Please print every record below exactly as it appears.

• EXTRACTED MATERIAL
......

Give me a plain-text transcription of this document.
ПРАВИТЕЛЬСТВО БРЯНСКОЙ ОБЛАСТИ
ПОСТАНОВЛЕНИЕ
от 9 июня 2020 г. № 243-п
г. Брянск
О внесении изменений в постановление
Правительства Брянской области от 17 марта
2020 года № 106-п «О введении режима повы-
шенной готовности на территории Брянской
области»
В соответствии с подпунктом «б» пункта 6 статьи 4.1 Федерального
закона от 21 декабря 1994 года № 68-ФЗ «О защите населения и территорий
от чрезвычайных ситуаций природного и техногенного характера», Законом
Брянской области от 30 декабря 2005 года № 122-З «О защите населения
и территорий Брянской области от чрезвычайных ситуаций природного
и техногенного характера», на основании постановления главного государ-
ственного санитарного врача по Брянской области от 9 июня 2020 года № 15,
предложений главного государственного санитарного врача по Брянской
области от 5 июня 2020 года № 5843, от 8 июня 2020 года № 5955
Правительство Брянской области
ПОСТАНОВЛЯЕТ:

......

• FULL SOLUTION
Give me a plain-text transcription of this document.
ПРАВИТЕЛЬСТВО БРЯНСКОЙ ОБЛАСТИ
ПОСТАНОВЛЕНИЕ
от 9 июня 2020 г. № 243-п
г. Брянск
О внесении изменений в постановление
Правительства Брянской области от 17 марта
2020 года № 106-п «О введении режима повы-
шенной готовности на территории Брянской
области»
В соответствии с подпунктом «б» пункта 6 статьи 4.1 Федерального
закона от 21 декабря 1994 года № 68-ФЗ «О защите населения и территорий
от чрезвычайных ситуаций природного и техногенного характера», Законом
Брянской области от 30 декабря 2005 года № 122-З «О защите населения
и территорий Брянской области от чрезвычайных ситуаций природного
и техногенного характера», на основании постановления главного государ-
ственного санитарного врача по Брянской области от 9 июня 2020 года № 15,
предложений главного государственного санитарного врача по Брянской
области от 5 июня 2020 года № 5843, от 8 июня 2020 года № 5955
Правительство Брянской области
ПОСТАНОВЛЯЕТ:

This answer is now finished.